:: EXTRACTED RECORDS ::
----------
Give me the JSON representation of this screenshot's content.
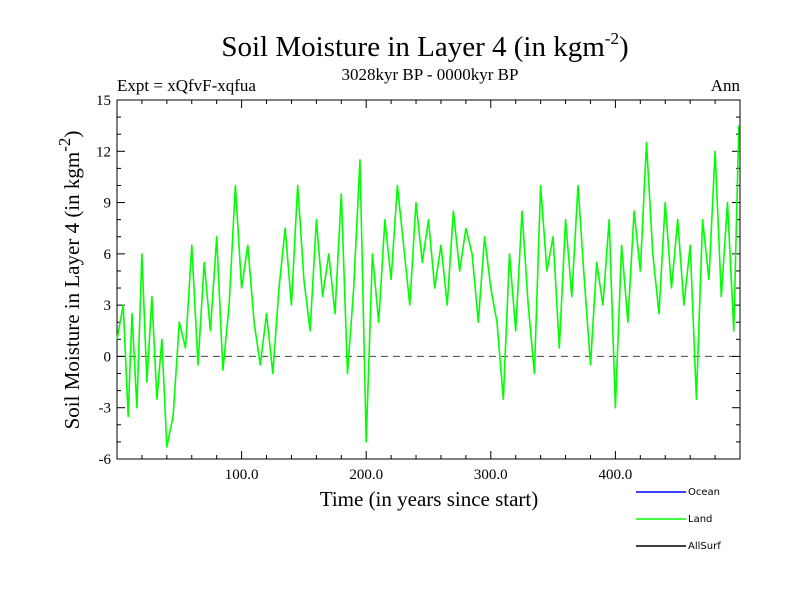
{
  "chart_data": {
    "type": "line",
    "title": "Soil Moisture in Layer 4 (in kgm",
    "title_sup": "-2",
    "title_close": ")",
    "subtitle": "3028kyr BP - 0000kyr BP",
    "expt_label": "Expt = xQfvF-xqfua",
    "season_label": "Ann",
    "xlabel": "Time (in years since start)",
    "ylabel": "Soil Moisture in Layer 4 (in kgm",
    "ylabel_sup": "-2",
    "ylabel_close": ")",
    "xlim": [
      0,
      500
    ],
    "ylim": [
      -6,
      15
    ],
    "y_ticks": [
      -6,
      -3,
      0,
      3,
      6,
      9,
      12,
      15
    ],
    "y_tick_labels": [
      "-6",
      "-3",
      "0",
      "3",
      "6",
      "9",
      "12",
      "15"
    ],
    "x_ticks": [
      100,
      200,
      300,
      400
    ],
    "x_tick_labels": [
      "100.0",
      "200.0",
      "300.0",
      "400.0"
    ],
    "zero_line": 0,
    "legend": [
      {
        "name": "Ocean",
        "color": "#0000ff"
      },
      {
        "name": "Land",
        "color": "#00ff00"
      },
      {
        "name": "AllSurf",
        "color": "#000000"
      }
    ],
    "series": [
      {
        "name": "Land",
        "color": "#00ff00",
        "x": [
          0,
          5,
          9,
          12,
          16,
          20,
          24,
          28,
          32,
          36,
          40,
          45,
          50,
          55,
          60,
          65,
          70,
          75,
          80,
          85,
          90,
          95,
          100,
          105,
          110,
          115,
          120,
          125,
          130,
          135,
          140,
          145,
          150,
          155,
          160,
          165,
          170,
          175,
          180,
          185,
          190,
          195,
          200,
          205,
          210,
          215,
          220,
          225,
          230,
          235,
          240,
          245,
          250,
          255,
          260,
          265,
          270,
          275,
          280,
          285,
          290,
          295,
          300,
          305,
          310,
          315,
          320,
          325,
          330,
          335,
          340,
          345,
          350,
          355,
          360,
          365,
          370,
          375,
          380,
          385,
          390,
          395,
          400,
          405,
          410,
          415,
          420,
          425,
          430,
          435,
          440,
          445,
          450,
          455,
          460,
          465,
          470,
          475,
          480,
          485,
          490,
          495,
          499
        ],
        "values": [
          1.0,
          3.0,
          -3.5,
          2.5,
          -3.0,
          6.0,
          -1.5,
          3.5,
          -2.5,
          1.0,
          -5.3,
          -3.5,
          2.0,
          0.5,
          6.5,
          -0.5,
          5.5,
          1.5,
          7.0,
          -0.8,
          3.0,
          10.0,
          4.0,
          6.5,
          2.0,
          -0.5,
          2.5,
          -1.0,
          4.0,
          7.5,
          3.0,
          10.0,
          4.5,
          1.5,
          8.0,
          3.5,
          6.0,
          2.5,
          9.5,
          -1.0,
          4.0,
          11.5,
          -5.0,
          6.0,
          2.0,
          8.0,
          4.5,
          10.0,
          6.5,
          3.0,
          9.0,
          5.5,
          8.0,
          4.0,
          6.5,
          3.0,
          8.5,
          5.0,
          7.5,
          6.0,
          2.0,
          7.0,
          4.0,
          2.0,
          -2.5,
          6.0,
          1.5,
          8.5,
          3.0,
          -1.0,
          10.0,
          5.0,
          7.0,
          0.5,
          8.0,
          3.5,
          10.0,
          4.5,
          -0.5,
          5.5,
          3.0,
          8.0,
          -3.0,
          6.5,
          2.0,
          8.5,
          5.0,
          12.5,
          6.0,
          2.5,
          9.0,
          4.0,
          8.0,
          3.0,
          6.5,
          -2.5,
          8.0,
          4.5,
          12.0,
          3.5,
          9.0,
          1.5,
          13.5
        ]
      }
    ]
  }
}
----------
:: WRITTEN EXERCISE ::
Search the entries for the string "Moisture" and collect each line that has it.

:: IN RESPONSE ::
    "title": "Soil Moisture in Layer 4 (in kgm",
    "ylabel": "Soil Moisture in Layer 4 (in kgm",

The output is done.